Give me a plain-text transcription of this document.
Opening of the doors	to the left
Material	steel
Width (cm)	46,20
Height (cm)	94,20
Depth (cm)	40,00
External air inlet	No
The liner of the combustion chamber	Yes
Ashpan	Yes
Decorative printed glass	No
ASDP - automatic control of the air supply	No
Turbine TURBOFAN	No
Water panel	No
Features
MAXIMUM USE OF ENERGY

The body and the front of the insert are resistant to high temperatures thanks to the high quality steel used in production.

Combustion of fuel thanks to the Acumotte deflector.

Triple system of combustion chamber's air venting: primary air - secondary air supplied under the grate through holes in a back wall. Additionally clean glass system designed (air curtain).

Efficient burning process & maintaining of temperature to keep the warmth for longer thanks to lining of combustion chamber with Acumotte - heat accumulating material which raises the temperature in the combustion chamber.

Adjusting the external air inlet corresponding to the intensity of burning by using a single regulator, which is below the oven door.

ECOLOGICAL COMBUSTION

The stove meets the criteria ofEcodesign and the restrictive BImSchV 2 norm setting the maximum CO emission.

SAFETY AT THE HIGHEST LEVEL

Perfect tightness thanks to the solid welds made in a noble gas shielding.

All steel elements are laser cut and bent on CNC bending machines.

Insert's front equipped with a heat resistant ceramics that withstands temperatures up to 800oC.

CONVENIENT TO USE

○ ○ ○ ○ ○ ○ ○

> Exercise description:
Find each line with the string "heat" and copy it out.

> The completed task:
Efficient burning process & maintaining of temperature to keep the warmth for longer thanks to lining of combustion chamber with Acumotte - heat accumulating material which raises the temperature in the combustion chamber.
Insert's front equipped with a heat resistant ceramics that withstands temperatures up to 800oC.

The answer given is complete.